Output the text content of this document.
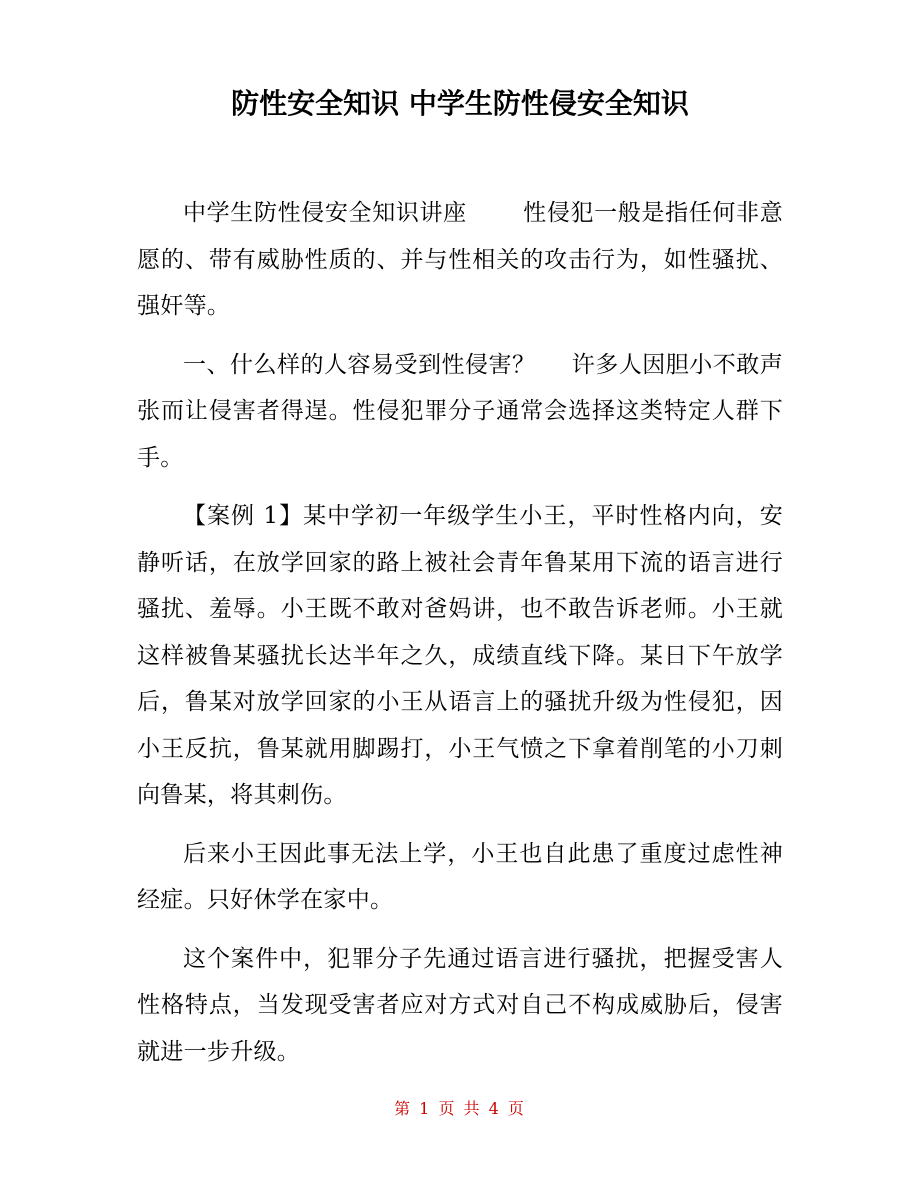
防性安全知识 中学生防性侵安全知识

中学生防性侵安全知识讲座 性侵犯一般是指任何非意愿的、带有威胁性质的、并与性相关的攻击行为，如性骚扰、强奸等。

一、什么样的人容易受到性侵害？ 许多人因胆小不敢声张而让侵害者得逞。性侵犯罪分子通常会选择这类特定人群下手。

【案例 1】某中学初一年级学生小王，平时性格内向，安静听话，在放学回家的路上被社会青年鲁某用下流的语言进行骚扰、羞辱。小王既不敢对爸妈讲，也不敢告诉老师。小王就这样被鲁某骚扰长达半年之久，成绩直线下降。某日下午放学后，鲁某对放学回家的小王从语言上的骚扰升级为性侵犯，因小王反抗，鲁某就用脚踢打，小王气愤之下拿着削笔的小刀刺向鲁某，将其刺伤。

后来小王因此事无法上学，小王也自此患了重度过虑性神经症。只好休学在家中。

这个案件中，犯罪分子先通过语言进行骚扰，把握受害人性格特点，当发现受害者应对方式对自己不构成威胁后，侵害就进一步升级。

第 1 页 共 4 页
# # # #
= PROBLEM =
Transcribe all of the material exactly, leaving out whatever pictures it contains.

= TASK RESPONSE =
Output the text content of this document.
防性安全知识 中学生防性侵安全知识

中学生防性侵安全知识讲座 性侵犯一般是指任何非意愿的、带有威胁性质的、并与性相关的攻击行为，如性骚扰、强奸等。

一、什么样的人容易受到性侵害？ 许多人因胆小不敢声张而让侵害者得逞。性侵犯罪分子通常会选择这类特定人群下手。

【案例 1】某中学初一年级学生小王，平时性格内向，安静听话，在放学回家的路上被社会青年鲁某用下流的语言进行骚扰、羞辱。小王既不敢对爸妈讲，也不敢告诉老师。小王就这样被鲁某骚扰长达半年之久，成绩直线下降。某日下午放学后，鲁某对放学回家的小王从语言上的骚扰升级为性侵犯，因小王反抗，鲁某就用脚踢打，小王气愤之下拿着削笔的小刀刺向鲁某，将其刺伤。

后来小王因此事无法上学，小王也自此患了重度过虑性神经症。只好休学在家中。

这个案件中，犯罪分子先通过语言进行骚扰，把握受害人性格特点，当发现受害者应对方式对自己不构成威胁后，侵害就进一步升级。

第 1 页 共 4 页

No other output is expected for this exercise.